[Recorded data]
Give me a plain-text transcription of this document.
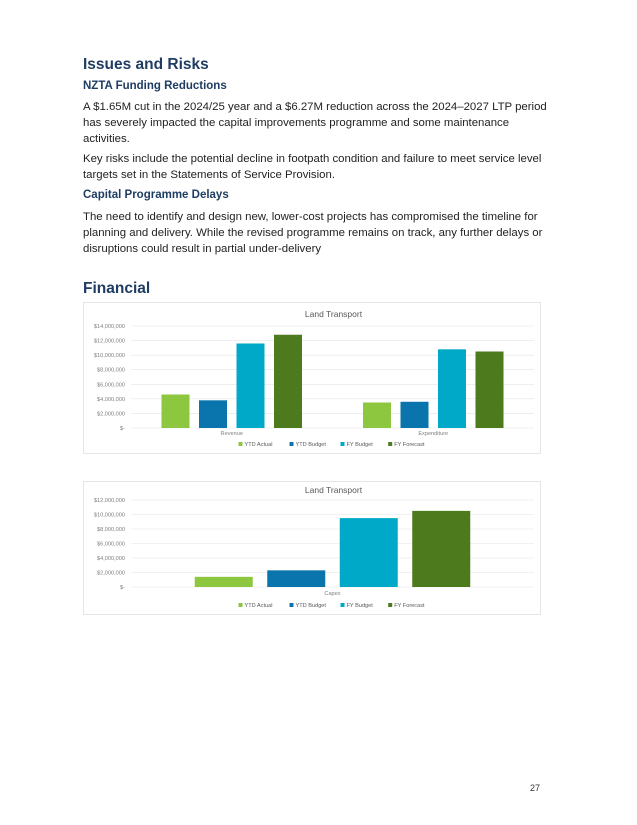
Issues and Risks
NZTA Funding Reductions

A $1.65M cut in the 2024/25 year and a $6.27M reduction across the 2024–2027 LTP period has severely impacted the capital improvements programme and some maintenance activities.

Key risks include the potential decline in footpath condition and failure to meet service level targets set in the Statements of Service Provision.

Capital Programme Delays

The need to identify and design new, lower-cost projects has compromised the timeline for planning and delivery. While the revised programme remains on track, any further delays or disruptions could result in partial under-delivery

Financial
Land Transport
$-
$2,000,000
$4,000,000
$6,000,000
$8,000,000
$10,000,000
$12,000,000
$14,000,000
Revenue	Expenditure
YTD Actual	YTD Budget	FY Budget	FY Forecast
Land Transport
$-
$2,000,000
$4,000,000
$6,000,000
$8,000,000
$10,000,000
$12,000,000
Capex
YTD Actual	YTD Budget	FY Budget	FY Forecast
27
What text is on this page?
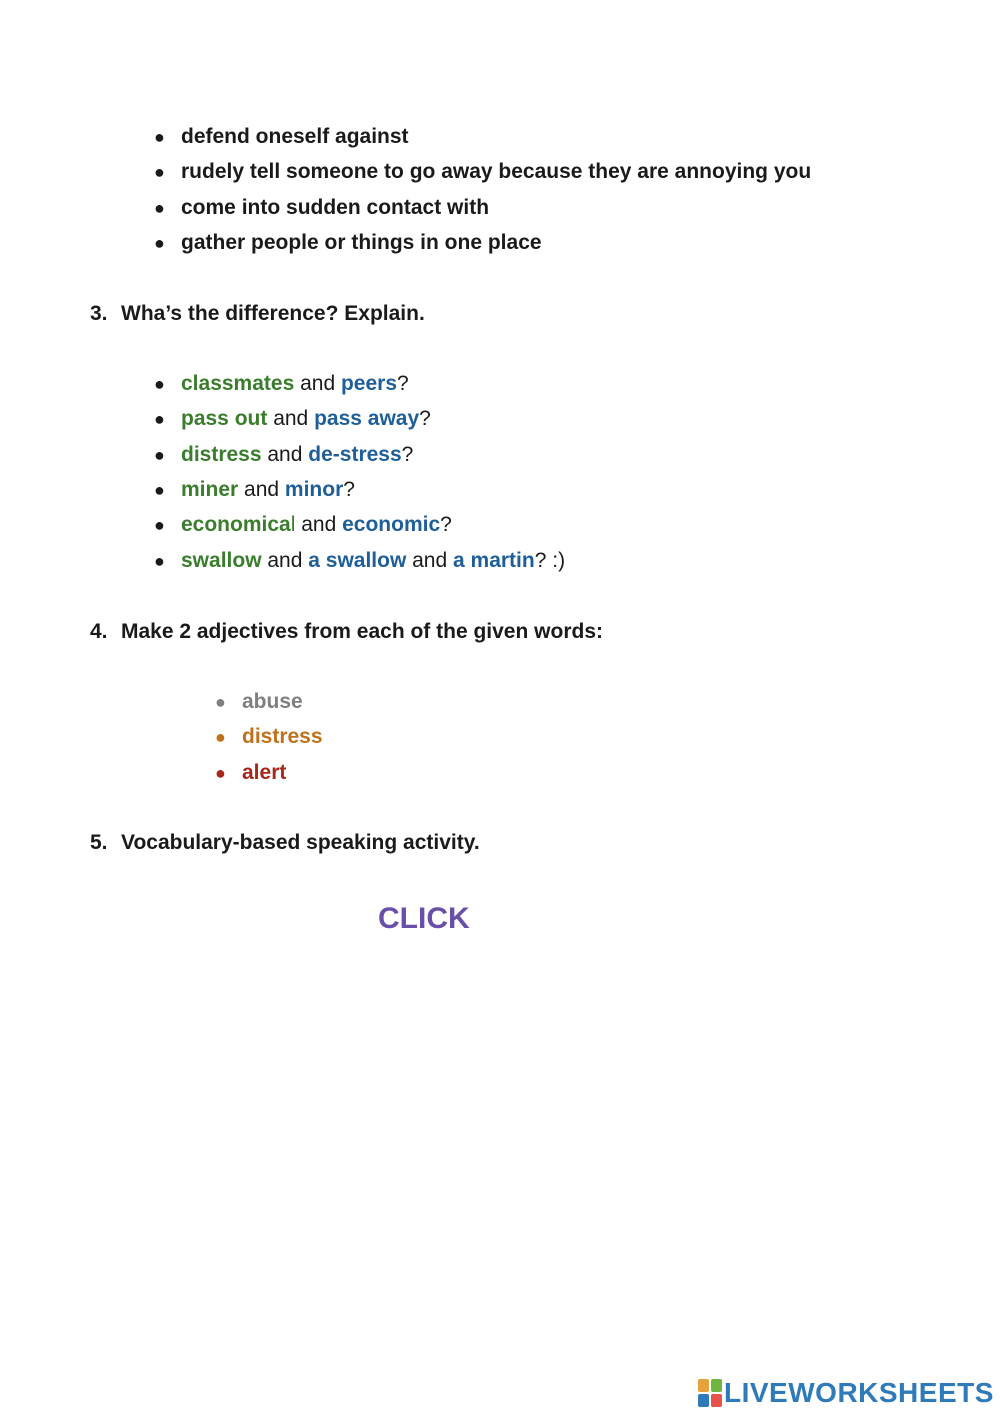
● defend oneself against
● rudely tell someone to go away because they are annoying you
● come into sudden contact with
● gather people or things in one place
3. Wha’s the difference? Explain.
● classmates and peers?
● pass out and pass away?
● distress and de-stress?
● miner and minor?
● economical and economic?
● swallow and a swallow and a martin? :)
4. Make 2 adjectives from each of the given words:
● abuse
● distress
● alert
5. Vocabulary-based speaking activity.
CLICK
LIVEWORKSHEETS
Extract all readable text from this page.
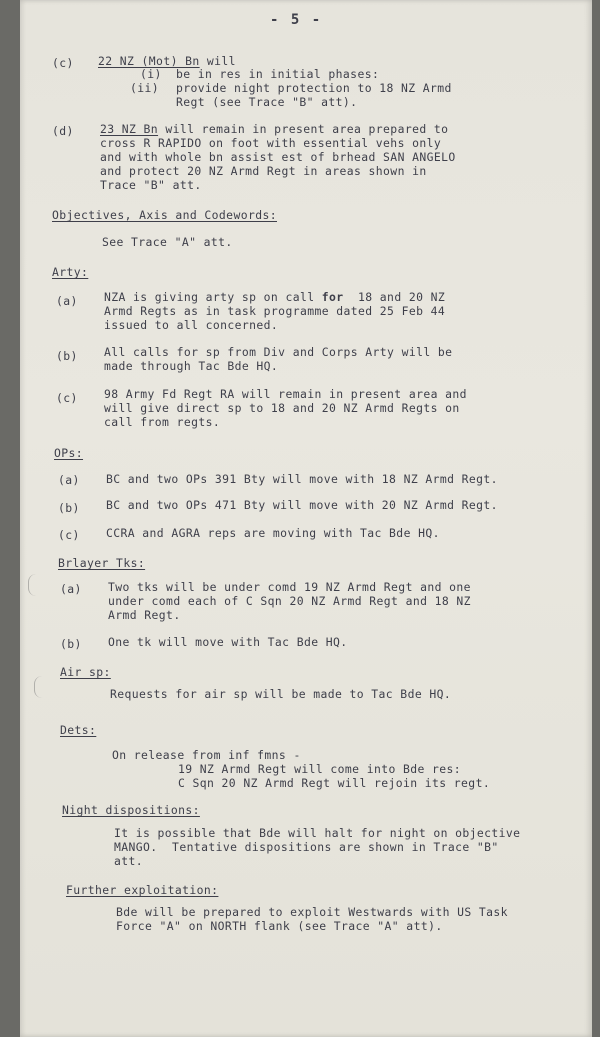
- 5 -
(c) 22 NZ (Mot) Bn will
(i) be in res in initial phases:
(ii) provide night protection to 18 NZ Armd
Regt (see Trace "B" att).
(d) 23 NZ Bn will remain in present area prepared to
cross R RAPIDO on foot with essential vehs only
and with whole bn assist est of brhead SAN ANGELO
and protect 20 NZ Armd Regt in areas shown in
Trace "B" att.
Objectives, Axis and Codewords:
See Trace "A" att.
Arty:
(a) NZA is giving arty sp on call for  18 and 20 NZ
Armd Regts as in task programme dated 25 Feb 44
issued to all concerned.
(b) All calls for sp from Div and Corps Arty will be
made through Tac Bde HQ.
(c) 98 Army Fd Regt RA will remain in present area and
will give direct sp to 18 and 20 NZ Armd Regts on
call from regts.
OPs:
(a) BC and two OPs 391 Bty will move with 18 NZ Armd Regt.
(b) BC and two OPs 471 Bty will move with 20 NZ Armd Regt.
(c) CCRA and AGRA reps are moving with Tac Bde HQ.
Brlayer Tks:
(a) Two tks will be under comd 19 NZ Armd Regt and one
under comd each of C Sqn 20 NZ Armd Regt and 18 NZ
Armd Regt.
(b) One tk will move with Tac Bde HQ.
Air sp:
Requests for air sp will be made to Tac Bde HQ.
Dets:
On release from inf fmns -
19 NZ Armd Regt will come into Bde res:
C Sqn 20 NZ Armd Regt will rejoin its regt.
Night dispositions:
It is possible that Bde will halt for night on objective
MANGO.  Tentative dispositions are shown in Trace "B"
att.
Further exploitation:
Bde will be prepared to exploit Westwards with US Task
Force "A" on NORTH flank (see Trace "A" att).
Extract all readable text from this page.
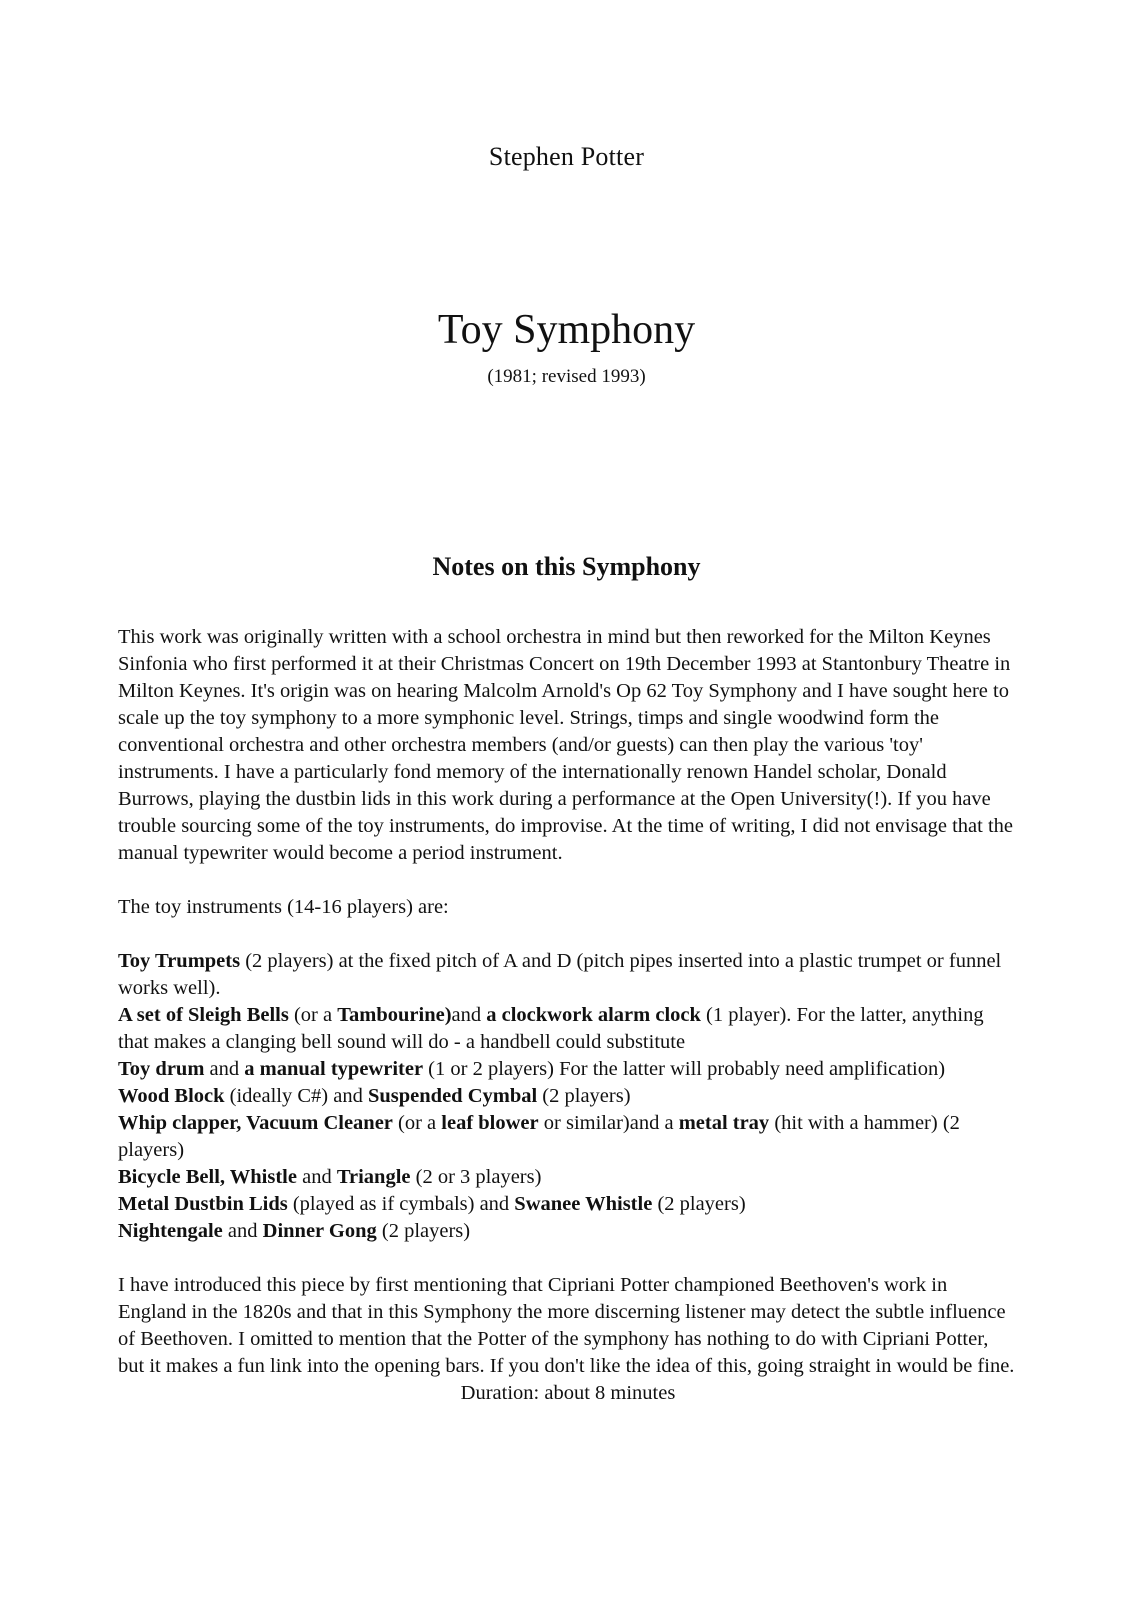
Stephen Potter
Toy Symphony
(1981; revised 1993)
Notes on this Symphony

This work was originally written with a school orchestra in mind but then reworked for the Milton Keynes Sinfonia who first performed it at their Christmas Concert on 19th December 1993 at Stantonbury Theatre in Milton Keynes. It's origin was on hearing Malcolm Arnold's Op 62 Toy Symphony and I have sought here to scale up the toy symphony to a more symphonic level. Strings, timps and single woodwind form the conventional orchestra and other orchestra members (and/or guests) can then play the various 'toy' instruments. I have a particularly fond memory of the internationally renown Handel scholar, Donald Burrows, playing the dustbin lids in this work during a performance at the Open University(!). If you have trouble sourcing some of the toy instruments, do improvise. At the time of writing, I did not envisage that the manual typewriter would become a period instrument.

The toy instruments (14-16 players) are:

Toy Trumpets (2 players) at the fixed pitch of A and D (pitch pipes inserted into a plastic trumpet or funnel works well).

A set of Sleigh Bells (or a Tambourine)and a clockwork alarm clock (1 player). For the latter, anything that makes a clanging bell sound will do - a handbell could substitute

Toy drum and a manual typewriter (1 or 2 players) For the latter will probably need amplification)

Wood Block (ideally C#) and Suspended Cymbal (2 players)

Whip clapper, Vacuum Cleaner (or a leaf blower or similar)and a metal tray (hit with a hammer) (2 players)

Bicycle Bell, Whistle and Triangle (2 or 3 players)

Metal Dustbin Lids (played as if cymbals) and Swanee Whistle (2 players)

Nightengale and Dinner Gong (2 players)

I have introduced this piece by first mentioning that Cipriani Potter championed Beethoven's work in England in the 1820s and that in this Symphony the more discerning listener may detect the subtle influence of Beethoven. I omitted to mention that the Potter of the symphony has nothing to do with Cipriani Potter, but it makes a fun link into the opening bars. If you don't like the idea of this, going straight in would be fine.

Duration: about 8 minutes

[Work to do]
Would you set down the listing exactly, omitting pictures?

[Written response]
Give me a plain-text transcription of this document.
Issues and Risks
NZTA Funding Reductions

A $1.65M cut in the 2024/25 year and a $6.27M reduction across the 2024–2027 LTP period has severely impacted the capital improvements programme and some maintenance activities.

Key risks include the potential decline in footpath condition and failure to meet service level targets set in the Statements of Service Provision.

Capital Programme Delays

The need to identify and design new, lower-cost projects has compromised the timeline for planning and delivery. While the revised programme remains on track, any further delays or disruptions could result in partial under-delivery

Financial
Land Transport
$-
$2,000,000
$4,000,000
$6,000,000
$8,000,000
$10,000,000
$12,000,000
$14,000,000
Revenue	Expenditure
YTD Actual	YTD Budget	FY Budget	FY Forecast
Land Transport
$-
$2,000,000
$4,000,000
$6,000,000
$8,000,000
$10,000,000
$12,000,000
Capex
YTD Actual	YTD Budget	FY Budget	FY Forecast
27
What text is on this page?
● defend oneself against
● rudely tell someone to go away because they are annoying you
● come into sudden contact with
● gather people or things in one place
3. Wha’s the difference? Explain.
● classmates and peers?
● pass out and pass away?
● distress and de-stress?
● miner and minor?
● economical and economic?
● swallow and a swallow and a martin? :)
4. Make 2 adjectives from each of the given words:
● abuse
● distress
● alert
5. Vocabulary-based speaking activity.
CLICK
LIVEWORKSHEETS
Extract all readable text from this page.
- 5 -
(c) 22 NZ (Mot) Bn will
(i) be in res in initial phases:
(ii) provide night protection to 18 NZ Armd
Regt (see Trace "B" att).
(d) 23 NZ Bn will remain in present area prepared to
cross R RAPIDO on foot with essential vehs only
and with whole bn assist est of brhead SAN ANGELO
and protect 20 NZ Armd Regt in areas shown in
Trace "B" att.
Objectives, Axis and Codewords:
See Trace "A" att.
Arty:
(a) NZA is giving arty sp on call for  18 and 20 NZ
Armd Regts as in task programme dated 25 Feb 44
issued to all concerned.
(b) All calls for sp from Div and Corps Arty will be
made through Tac Bde HQ.
(c) 98 Army Fd Regt RA will remain in present area and
will give direct sp to 18 and 20 NZ Armd Regts on
call from regts.
OPs:
(a) BC and two OPs 391 Bty will move with 18 NZ Armd Regt.
(b) BC and two OPs 471 Bty will move with 20 NZ Armd Regt.
(c) CCRA and AGRA reps are moving with Tac Bde HQ.
Brlayer Tks:
(a) Two tks will be under comd 19 NZ Armd Regt and one
under comd each of C Sqn 20 NZ Armd Regt and 18 NZ
Armd Regt.
(b) One tk will move with Tac Bde HQ.
Air sp:
Requests for air sp will be made to Tac Bde HQ.
Dets:
On release from inf fmns -
19 NZ Armd Regt will come into Bde res:
C Sqn 20 NZ Armd Regt will rejoin its regt.
Night dispositions:
It is possible that Bde will halt for night on objective
MANGO.  Tentative dispositions are shown in Trace "B"
att.
Further exploitation:
Bde will be prepared to exploit Westwards with US Task
Force "A" on NORTH flank (see Trace "A" att).
Extract all readable text from this page.
Stephen Potter
Toy Symphony
(1981; revised 1993)
Notes on this Symphony

This work was originally written with a school orchestra in mind but then reworked for the Milton Keynes Sinfonia who first performed it at their Christmas Concert on 19th December 1993 at Stantonbury Theatre in Milton Keynes. It's origin was on hearing Malcolm Arnold's Op 62 Toy Symphony and I have sought here to scale up the toy symphony to a more symphonic level. Strings, timps and single woodwind form the conventional orchestra and other orchestra members (and/or guests) can then play the various 'toy' instruments. I have a particularly fond memory of the internationally renown Handel scholar, Donald Burrows, playing the dustbin lids in this work during a performance at the Open University(!). If you have trouble sourcing some of the toy instruments, do improvise. At the time of writing, I did not envisage that the manual typewriter would become a period instrument.

The toy instruments (14-16 players) are:

Toy Trumpets (2 players) at the fixed pitch of A and D (pitch pipes inserted into a plastic trumpet or funnel works well).

A set of Sleigh Bells (or a Tambourine)and a clockwork alarm clock (1 player). For the latter, anything that makes a clanging bell sound will do - a handbell could substitute

Toy drum and a manual typewriter (1 or 2 players) For the latter will probably need amplification)

Wood Block (ideally C#) and Suspended Cymbal (2 players)

Whip clapper, Vacuum Cleaner (or a leaf blower or similar)and a metal tray (hit with a hammer) (2 players)

Bicycle Bell, Whistle and Triangle (2 or 3 players)

Metal Dustbin Lids (played as if cymbals) and Swanee Whistle (2 players)

Nightengale and Dinner Gong (2 players)

I have introduced this piece by first mentioning that Cipriani Potter championed Beethoven's work in England in the 1820s and that in this Symphony the more discerning listener may detect the subtle influence of Beethoven. I omitted to mention that the Potter of the symphony has nothing to do with Cipriani Potter, but it makes a fun link into the opening bars. If you don't like the idea of this, going straight in would be fine.

Duration: about 8 minutes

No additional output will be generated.